MATERIAL SHOWN
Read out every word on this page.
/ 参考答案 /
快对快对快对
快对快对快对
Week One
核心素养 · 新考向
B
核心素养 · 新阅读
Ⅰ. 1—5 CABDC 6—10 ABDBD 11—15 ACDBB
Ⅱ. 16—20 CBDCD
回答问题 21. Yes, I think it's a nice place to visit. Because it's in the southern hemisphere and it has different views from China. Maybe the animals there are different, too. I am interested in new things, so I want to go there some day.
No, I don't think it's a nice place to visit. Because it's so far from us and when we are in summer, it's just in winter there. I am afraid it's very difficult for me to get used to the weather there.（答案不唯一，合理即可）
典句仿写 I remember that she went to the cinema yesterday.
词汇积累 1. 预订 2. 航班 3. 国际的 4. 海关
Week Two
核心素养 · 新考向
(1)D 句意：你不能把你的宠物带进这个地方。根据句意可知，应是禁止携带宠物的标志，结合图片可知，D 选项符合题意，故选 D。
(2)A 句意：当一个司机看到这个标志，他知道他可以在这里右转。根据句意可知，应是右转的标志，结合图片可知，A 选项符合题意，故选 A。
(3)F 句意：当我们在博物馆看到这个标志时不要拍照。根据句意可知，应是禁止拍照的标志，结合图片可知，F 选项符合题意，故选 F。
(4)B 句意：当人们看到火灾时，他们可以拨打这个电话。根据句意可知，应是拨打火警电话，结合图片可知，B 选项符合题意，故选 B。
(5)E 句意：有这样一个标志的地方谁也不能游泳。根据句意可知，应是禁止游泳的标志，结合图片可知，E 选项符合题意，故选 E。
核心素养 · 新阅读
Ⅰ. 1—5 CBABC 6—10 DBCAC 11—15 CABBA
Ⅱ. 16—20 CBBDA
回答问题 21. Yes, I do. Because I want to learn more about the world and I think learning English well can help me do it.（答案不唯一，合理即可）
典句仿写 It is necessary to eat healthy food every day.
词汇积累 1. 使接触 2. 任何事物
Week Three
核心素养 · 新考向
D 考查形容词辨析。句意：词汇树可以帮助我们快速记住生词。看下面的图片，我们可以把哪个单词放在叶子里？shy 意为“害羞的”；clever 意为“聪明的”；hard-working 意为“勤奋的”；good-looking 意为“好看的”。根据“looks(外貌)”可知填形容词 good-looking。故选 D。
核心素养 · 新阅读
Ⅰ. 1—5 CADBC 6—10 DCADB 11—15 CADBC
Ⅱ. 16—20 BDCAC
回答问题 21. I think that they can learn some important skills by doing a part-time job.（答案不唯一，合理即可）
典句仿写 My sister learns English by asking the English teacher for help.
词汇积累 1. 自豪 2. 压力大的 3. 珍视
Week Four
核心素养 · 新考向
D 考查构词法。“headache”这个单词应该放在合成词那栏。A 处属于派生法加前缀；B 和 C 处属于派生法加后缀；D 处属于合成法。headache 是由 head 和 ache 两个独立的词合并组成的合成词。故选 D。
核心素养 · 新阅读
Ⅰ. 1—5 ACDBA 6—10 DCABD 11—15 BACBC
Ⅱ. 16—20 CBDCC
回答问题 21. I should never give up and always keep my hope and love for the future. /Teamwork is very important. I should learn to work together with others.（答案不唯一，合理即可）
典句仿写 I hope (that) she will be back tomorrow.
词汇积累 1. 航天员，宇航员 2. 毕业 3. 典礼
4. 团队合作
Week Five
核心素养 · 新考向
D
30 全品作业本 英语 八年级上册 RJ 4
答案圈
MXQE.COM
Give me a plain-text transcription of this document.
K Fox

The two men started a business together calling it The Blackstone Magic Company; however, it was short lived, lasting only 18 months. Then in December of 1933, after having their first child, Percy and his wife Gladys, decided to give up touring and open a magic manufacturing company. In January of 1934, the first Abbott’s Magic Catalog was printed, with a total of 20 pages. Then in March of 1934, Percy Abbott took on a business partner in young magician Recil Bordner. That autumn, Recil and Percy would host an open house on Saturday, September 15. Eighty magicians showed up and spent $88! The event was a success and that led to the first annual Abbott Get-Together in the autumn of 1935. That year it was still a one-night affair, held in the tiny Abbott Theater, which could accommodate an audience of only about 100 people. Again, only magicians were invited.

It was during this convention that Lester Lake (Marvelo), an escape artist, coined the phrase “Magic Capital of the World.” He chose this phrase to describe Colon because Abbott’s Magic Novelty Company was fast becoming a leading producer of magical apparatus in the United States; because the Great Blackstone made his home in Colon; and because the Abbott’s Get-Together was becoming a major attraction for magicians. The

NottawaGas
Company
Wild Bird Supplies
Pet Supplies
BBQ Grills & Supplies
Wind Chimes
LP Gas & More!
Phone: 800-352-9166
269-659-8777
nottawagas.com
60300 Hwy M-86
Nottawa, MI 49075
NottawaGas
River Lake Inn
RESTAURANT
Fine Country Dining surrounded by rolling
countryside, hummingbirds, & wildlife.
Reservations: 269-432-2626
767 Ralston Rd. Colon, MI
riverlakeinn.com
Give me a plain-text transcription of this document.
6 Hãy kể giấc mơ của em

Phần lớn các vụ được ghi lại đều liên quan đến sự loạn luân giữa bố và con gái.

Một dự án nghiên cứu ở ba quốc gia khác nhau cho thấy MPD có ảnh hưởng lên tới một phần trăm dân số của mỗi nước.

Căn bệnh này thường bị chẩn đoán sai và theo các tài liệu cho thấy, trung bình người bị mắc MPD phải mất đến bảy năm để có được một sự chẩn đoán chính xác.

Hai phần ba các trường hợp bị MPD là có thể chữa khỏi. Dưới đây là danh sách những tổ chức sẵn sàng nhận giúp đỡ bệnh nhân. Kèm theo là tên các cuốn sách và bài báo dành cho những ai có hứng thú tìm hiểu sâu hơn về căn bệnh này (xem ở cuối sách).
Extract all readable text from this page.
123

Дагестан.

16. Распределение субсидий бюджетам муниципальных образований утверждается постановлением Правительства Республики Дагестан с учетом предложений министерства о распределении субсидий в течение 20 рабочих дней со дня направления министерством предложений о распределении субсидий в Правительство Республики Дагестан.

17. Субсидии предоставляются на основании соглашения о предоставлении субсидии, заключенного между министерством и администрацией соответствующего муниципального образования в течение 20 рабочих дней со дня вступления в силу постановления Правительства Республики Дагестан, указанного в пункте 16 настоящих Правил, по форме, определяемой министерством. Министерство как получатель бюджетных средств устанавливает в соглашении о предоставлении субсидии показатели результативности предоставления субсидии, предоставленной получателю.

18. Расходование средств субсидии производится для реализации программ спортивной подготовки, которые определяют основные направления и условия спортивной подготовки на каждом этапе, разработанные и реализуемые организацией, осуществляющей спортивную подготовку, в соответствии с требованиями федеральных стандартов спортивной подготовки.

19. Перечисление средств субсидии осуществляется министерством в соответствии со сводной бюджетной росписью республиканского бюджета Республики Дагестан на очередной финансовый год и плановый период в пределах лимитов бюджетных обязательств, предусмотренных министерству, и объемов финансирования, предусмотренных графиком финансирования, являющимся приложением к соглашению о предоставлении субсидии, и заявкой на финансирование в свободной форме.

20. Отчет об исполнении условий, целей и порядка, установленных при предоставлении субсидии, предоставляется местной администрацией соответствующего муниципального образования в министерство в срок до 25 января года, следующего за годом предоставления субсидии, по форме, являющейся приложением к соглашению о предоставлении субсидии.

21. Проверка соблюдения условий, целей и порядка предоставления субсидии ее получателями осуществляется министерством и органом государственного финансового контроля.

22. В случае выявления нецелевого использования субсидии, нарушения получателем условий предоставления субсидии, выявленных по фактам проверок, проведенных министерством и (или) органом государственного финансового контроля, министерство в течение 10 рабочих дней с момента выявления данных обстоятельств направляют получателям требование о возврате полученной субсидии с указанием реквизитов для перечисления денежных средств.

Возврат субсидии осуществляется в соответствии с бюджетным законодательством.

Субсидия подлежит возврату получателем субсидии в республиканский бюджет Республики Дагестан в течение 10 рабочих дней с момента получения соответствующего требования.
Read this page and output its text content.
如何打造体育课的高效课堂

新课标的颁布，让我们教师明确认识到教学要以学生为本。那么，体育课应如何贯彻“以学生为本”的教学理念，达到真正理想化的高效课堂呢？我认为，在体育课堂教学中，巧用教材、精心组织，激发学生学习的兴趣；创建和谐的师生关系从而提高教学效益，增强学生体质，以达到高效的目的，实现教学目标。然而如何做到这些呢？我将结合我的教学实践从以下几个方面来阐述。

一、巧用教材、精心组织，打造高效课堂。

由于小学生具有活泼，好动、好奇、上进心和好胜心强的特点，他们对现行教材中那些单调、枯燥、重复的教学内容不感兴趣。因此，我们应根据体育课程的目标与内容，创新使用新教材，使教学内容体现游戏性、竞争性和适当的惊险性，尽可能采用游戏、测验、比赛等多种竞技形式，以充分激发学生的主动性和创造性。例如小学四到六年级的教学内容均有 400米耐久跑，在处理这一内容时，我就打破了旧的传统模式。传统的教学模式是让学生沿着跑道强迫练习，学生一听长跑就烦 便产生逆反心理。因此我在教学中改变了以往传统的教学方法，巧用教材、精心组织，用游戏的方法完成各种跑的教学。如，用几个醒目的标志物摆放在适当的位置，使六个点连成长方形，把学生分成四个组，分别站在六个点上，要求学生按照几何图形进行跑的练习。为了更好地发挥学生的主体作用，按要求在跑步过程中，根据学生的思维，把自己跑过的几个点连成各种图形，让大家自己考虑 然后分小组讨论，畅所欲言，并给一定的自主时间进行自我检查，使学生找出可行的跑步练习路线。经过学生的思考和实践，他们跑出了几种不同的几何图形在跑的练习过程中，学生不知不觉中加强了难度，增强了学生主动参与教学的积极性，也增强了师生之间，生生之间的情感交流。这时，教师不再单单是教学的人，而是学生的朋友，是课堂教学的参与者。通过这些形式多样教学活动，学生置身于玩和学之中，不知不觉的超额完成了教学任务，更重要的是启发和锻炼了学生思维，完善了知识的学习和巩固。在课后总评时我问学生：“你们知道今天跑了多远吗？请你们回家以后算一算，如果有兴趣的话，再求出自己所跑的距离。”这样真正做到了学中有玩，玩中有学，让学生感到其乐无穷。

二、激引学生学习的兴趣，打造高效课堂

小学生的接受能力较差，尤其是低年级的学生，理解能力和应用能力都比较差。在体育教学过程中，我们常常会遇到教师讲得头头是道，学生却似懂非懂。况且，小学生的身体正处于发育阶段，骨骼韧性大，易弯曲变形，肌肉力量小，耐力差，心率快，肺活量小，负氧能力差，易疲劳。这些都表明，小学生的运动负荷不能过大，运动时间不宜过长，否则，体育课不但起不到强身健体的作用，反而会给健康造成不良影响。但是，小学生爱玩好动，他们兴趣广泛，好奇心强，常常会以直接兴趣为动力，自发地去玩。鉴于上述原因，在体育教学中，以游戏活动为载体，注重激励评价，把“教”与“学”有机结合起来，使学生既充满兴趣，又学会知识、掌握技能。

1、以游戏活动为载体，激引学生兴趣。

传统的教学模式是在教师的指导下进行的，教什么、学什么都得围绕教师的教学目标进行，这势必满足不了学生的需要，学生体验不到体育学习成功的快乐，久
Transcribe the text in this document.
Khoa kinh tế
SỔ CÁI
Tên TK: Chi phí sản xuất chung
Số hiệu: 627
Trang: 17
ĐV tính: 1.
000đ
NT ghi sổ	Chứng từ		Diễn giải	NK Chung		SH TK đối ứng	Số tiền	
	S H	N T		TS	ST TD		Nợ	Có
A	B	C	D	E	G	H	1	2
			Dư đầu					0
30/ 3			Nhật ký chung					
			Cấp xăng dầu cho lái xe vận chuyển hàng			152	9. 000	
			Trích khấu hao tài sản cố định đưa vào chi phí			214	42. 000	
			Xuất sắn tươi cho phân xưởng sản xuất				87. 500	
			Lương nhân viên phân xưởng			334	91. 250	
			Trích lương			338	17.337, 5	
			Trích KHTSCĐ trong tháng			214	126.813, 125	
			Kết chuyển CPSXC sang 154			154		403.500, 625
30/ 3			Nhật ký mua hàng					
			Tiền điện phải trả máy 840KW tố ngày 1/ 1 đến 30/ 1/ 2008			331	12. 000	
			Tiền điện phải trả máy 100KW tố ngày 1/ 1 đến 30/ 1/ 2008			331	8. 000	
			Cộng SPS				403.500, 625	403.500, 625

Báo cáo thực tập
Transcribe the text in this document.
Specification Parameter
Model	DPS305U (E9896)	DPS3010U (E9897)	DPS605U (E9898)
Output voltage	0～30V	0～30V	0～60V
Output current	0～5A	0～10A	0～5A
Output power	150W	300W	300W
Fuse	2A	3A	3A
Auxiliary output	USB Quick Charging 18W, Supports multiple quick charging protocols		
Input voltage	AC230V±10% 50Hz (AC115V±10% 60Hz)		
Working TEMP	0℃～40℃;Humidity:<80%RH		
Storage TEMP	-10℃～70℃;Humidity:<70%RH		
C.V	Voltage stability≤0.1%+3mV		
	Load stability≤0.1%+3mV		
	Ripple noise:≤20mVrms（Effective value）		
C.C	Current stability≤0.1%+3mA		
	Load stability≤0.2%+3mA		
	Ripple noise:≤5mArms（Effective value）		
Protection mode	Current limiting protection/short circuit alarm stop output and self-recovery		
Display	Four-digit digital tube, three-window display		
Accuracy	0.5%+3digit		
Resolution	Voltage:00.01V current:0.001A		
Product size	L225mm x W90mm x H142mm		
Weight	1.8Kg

AIM OF THE TASK
Where a line in the entries holds the word "được", copy that line.

IN RESPONSE
Phần lớn các vụ được ghi lại đều liên quan đến sự loạn luân giữa bố và con gái.
Căn bệnh này thường bị chẩn đoán sai và theo các tài liệu cho thấy, trung bình người bị mắc MPD phải mất đến bảy năm để có được một sự chẩn đoán chính xác.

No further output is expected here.